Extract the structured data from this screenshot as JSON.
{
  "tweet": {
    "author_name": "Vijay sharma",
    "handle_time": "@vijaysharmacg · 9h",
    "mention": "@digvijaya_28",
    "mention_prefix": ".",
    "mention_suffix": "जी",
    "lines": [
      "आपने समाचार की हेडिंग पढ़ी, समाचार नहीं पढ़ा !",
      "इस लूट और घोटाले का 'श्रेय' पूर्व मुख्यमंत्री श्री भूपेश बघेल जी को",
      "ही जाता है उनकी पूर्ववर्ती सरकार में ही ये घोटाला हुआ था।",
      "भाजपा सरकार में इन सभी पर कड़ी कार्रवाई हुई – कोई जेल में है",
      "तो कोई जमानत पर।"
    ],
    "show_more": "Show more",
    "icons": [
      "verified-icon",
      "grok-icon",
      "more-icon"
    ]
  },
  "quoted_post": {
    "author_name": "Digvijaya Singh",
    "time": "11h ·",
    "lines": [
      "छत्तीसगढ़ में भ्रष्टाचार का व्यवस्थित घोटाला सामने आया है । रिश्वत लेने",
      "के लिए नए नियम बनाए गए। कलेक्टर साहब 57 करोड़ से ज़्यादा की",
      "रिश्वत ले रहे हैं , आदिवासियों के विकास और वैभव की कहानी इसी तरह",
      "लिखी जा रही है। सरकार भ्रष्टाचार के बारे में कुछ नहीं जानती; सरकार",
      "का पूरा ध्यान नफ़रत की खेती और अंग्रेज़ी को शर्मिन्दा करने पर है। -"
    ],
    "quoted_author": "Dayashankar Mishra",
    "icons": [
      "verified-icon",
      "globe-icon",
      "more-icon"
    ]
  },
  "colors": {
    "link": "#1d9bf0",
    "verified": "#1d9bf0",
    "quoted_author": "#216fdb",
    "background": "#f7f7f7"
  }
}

* * * *

== Work instructions ==
Restate the data above exactly, keeping each word as it stands.

== Correct output ==
Extract the structured data from this screenshot as JSON.
{
  "tweet": {
    "author_name": "Vijay sharma",
    "handle_time": "@vijaysharmacg · 9h",
    "mention": "@digvijaya_28",
    "mention_prefix": ".",
    "mention_suffix": "जी",
    "lines": [
      "आपने समाचार की हेडिंग पढ़ी, समाचार नहीं पढ़ा !",
      "इस लूट और घोटाले का 'श्रेय' पूर्व मुख्यमंत्री श्री भूपेश बघेल जी को",
      "ही जाता है उनकी पूर्ववर्ती सरकार में ही ये घोटाला हुआ था।",
      "भाजपा सरकार में इन सभी पर कड़ी कार्रवाई हुई – कोई जेल में है",
      "तो कोई जमानत पर।"
    ],
    "show_more": "Show more",
    "icons": [
      "verified-icon",
      "grok-icon",
      "more-icon"
    ]
  },
  "quoted_post": {
    "author_name": "Digvijaya Singh",
    "time": "11h ·",
    "lines": [
      "छत्तीसगढ़ में भ्रष्टाचार का व्यवस्थित घोटाला सामने आया है । रिश्वत लेने",
      "के लिए नए नियम बनाए गए। कलेक्टर साहब 57 करोड़ से ज़्यादा की",
      "रिश्वत ले रहे हैं , आदिवासियों के विकास और वैभव की कहानी इसी तरह",
      "लिखी जा रही है। सरकार भ्रष्टाचार के बारे में कुछ नहीं जानती; सरकार",
      "का पूरा ध्यान नफ़रत की खेती और अंग्रेज़ी को शर्मिन्दा करने पर है। -"
    ],
    "quoted_author": "Dayashankar Mishra",
    "icons": [
      "verified-icon",
      "globe-icon",
      "more-icon"
    ]
  },
  "colors": {
    "link": "#1d9bf0",
    "verified": "#1d9bf0",
    "quoted_author": "#216fdb",
    "background": "#f7f7f7"
  }
}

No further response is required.